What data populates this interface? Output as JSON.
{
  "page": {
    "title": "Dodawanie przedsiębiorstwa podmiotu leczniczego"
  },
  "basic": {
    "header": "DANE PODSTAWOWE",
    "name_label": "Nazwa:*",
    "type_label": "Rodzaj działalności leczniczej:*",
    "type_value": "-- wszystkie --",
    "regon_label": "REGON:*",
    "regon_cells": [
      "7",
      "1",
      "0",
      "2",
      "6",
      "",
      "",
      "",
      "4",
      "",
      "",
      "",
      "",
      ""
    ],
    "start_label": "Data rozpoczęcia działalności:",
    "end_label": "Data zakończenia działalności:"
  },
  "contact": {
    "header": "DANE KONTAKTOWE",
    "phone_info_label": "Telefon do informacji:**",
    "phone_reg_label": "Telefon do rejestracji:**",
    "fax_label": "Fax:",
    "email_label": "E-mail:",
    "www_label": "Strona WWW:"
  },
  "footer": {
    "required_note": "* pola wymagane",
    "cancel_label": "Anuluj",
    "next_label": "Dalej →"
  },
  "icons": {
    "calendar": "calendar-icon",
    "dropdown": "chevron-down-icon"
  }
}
* * * * * * *
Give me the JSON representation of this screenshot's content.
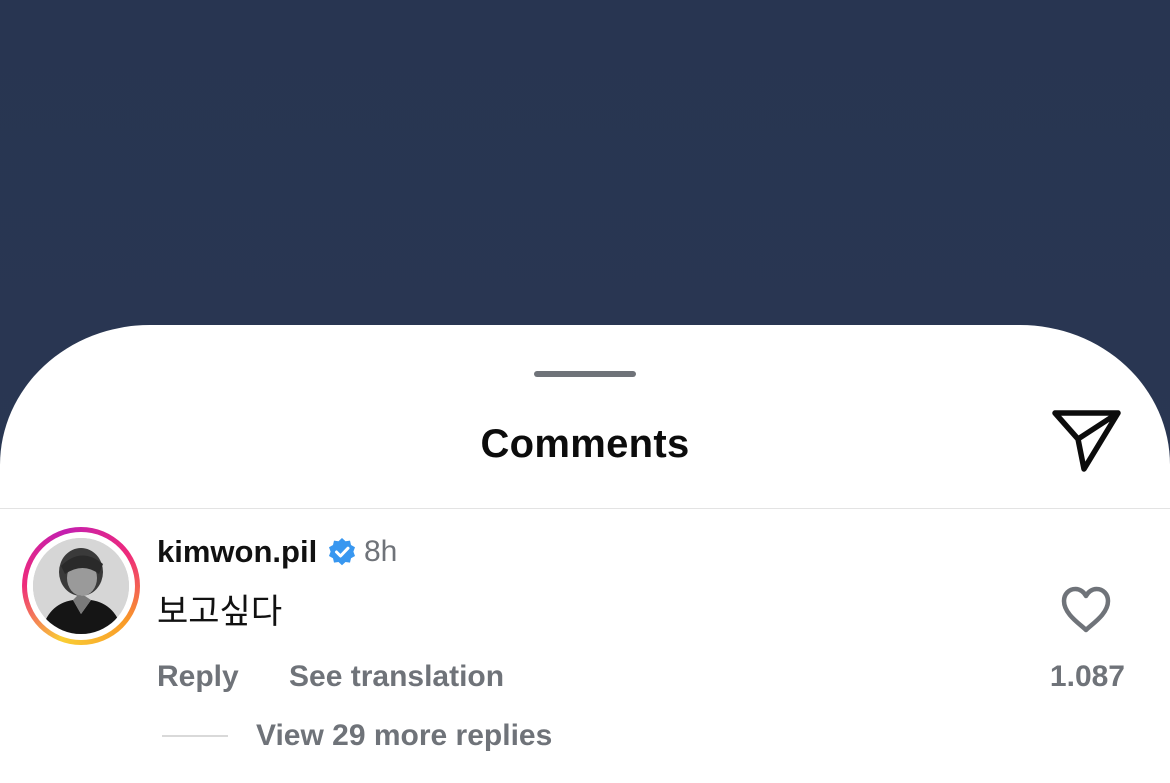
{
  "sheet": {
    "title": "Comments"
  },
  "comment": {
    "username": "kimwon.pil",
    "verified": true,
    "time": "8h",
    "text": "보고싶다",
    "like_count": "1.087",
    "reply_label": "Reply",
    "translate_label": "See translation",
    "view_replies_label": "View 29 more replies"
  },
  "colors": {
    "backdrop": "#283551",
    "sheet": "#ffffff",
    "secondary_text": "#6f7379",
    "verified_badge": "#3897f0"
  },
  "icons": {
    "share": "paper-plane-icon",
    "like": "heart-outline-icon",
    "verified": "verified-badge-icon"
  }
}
* * * * * * *
▸ GOAL: Extract all lines that hold the word "JSON".

▸ CORRECT ANSWER:
What data populates this interface? Output as JSON.
Give me the JSON representation of this screenshot's content.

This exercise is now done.